THE TASK
Output the material beneath this task exactly, images excluded.

ENTRIES SUPPLIED

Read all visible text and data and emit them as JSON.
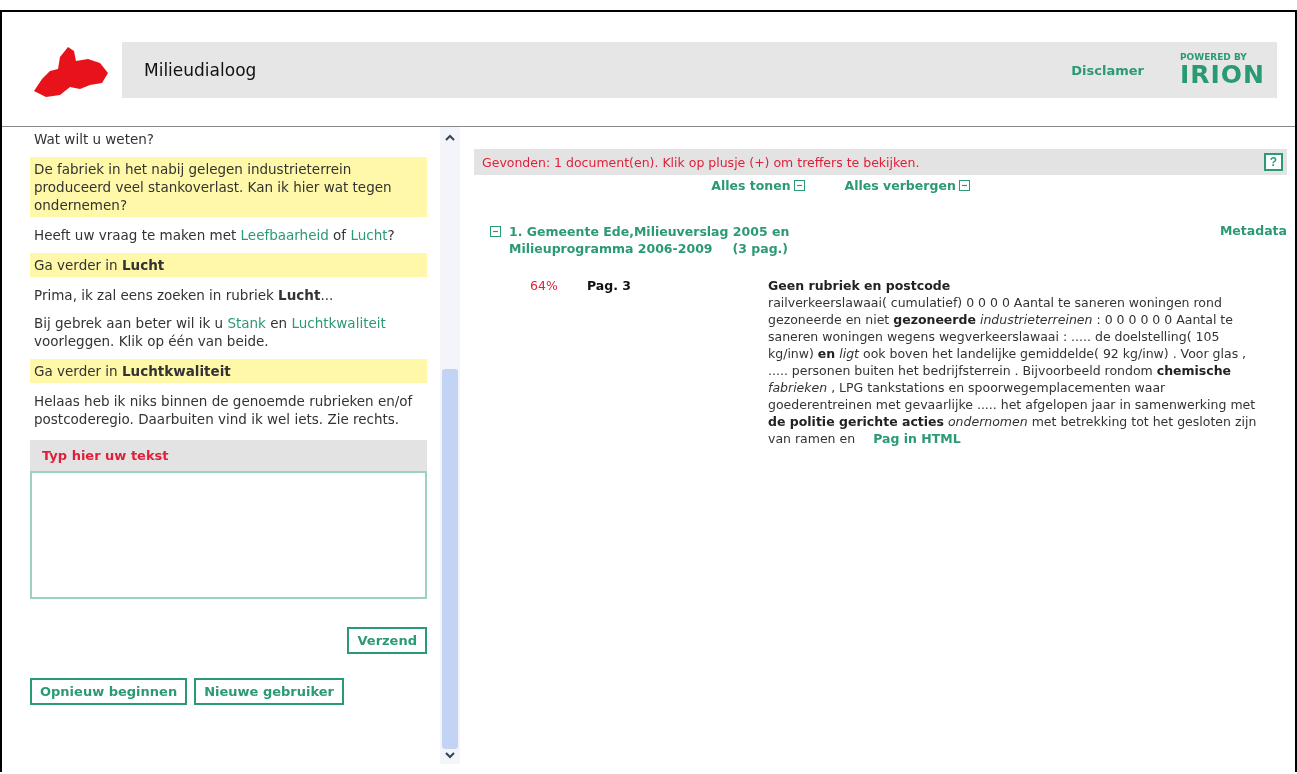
{
  "header": {
    "title": "Milieudialoog",
    "disclaimer": "Disclamer",
    "powered_by": "POWERED BY",
    "brand": "IRION"
  },
  "chat": {
    "messages": [
      {
        "kind": "system",
        "parts": [
          {
            "kind": "plain",
            "text": "Wat wilt u weten?"
          }
        ]
      },
      {
        "kind": "user",
        "parts": [
          {
            "kind": "plain",
            "text": "De fabriek in het nabij gelegen industrieterrein produceerd veel stankoverlast. Kan ik hier wat tegen ondernemen?"
          }
        ]
      },
      {
        "kind": "system",
        "parts": [
          {
            "kind": "plain",
            "text": "Heeft uw vraag te maken met "
          },
          {
            "kind": "link",
            "text": "Leefbaarheid"
          },
          {
            "kind": "plain",
            "text": " of "
          },
          {
            "kind": "link",
            "text": "Lucht"
          },
          {
            "kind": "plain",
            "text": "?"
          }
        ]
      },
      {
        "kind": "user",
        "parts": [
          {
            "kind": "plain",
            "text": "Ga verder in **Lucht**"
          }
        ]
      },
      {
        "kind": "system",
        "parts": [
          {
            "kind": "plain",
            "text": "Prima, ik zal eens zoeken in rubriek **Lucht**..."
          }
        ]
      },
      {
        "kind": "system",
        "parts": [
          {
            "kind": "plain",
            "text": "Bij gebrek aan beter wil ik u "
          },
          {
            "kind": "link",
            "text": "Stank"
          },
          {
            "kind": "plain",
            "text": " en "
          },
          {
            "kind": "link",
            "text": "Luchtkwaliteit"
          },
          {
            "kind": "plain",
            "text": " voorleggen. Klik op één van beide."
          }
        ]
      },
      {
        "kind": "user",
        "parts": [
          {
            "kind": "plain",
            "text": "Ga verder in **Luchtkwaliteit**"
          }
        ]
      },
      {
        "kind": "system",
        "parts": [
          {
            "kind": "plain",
            "text": "Helaas heb ik niks binnen de genoemde rubrieken en/of postcoderegio. Daarbuiten vind ik wel iets. Zie rechts."
          }
        ]
      }
    ],
    "input_label": "Typ hier uw tekst",
    "send_button": "Verzend",
    "buttons": [
      "Opnieuw beginnen",
      "Nieuwe gebruiker"
    ]
  },
  "results": {
    "summary": "Gevonden: 1 document(en). Klik op plusje (+) om treffers te bekijken.",
    "help": "?",
    "show_all": "Alles tonen",
    "hide_all": "Alles verbergen",
    "documents": [
      {
        "title": "1. Gemeente Ede,Milieuverslag 2005 en Milieuprogramma 2006-2009",
        "pages": "(3 pag.)",
        "expanded": true,
        "metadata": "Metadata",
        "hits": [
          {
            "score": "64%",
            "page": "Pag. 3",
            "heading": "Geen rubriek en postcode",
            "snippet": "railverkeerslawaai( cumulatief) 0 0 0 0 Aantal te saneren woningen rond gezoneerde en niet **gezoneerde** *industrieterreinen* : 0 0 0 0 0 0 Aantal te saneren woningen wegens wegverkeerslawaai : ..... de doelstelling( 105 kg/inw) **en** *ligt* ook boven het landelijke gemiddelde( 92 kg/inw) . Voor glas , ..... personen buiten het bedrijfsterrein . Bijvoorbeeld rondom **chemische** *fabrieken* , LPG tankstations en spoorwegemplacementen waar goederentreinen met gevaarlijke ..... het afgelopen jaar in samenwerking met **de politie gerichte acties** *ondernomen* met betrekking tot het gesloten zijn van ramen en",
            "link": "Pag in HTML"
          }
        ]
      }
    ]
  }
}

RESPONSE BELOW
Read all visible text and data and emit them as JSON.
{
  "header": {
    "title": "Milieudialoog",
    "disclaimer": "Disclamer",
    "powered_by": "POWERED BY",
    "brand": "IRION"
  },
  "chat": {
    "messages": [
      {
        "kind": "system",
        "parts": [
          {
            "kind": "plain",
            "text": "Wat wilt u weten?"
          }
        ]
      },
      {
        "kind": "user",
        "parts": [
          {
            "kind": "plain",
            "text": "De fabriek in het nabij gelegen industrieterrein produceerd veel stankoverlast. Kan ik hier wat tegen ondernemen?"
          }
        ]
      },
      {
        "kind": "system",
        "parts": [
          {
            "kind": "plain",
            "text": "Heeft uw vraag te maken met "
          },
          {
            "kind": "link",
            "text": "Leefbaarheid"
          },
          {
            "kind": "plain",
            "text": " of "
          },
          {
            "kind": "link",
            "text": "Lucht"
          },
          {
            "kind": "plain",
            "text": "?"
          }
        ]
      },
      {
        "kind": "user",
        "parts": [
          {
            "kind": "plain",
            "text": "Ga verder in **Lucht**"
          }
        ]
      },
      {
        "kind": "system",
        "parts": [
          {
            "kind": "plain",
            "text": "Prima, ik zal eens zoeken in rubriek **Lucht**..."
          }
        ]
      },
      {
        "kind": "system",
        "parts": [
          {
            "kind": "plain",
            "text": "Bij gebrek aan beter wil ik u "
          },
          {
            "kind": "link",
            "text": "Stank"
          },
          {
            "kind": "plain",
            "text": " en "
          },
          {
            "kind": "link",
            "text": "Luchtkwaliteit"
          },
          {
            "kind": "plain",
            "text": " voorleggen. Klik op één van beide."
          }
        ]
      },
      {
        "kind": "user",
        "parts": [
          {
            "kind": "plain",
            "text": "Ga verder in **Luchtkwaliteit**"
          }
        ]
      },
      {
        "kind": "system",
        "parts": [
          {
            "kind": "plain",
            "text": "Helaas heb ik niks binnen de genoemde rubrieken en/of postcoderegio. Daarbuiten vind ik wel iets. Zie rechts."
          }
        ]
      }
    ],
    "input_label": "Typ hier uw tekst",
    "send_button": "Verzend",
    "buttons": [
      "Opnieuw beginnen",
      "Nieuwe gebruiker"
    ]
  },
  "results": {
    "summary": "Gevonden: 1 document(en). Klik op plusje (+) om treffers te bekijken.",
    "help": "?",
    "show_all": "Alles tonen",
    "hide_all": "Alles verbergen",
    "documents": [
      {
        "title": "1. Gemeente Ede,Milieuverslag 2005 en Milieuprogramma 2006-2009",
        "pages": "(3 pag.)",
        "expanded": true,
        "metadata": "Metadata",
        "hits": [
          {
            "score": "64%",
            "page": "Pag. 3",
            "heading": "Geen rubriek en postcode",
            "snippet": "railverkeerslawaai( cumulatief) 0 0 0 0 Aantal te saneren woningen rond gezoneerde en niet **gezoneerde** *industrieterreinen* : 0 0 0 0 0 0 Aantal te saneren woningen wegens wegverkeerslawaai : ..... de doelstelling( 105 kg/inw) **en** *ligt* ook boven het landelijke gemiddelde( 92 kg/inw) . Voor glas , ..... personen buiten het bedrijfsterrein . Bijvoorbeeld rondom **chemische** *fabrieken* , LPG tankstations en spoorwegemplacementen waar goederentreinen met gevaarlijke ..... het afgelopen jaar in samenwerking met **de politie gerichte acties** *ondernomen* met betrekking tot het gesloten zijn van ramen en",
            "link": "Pag in HTML"
          }
        ]
      }
    ]
  }
}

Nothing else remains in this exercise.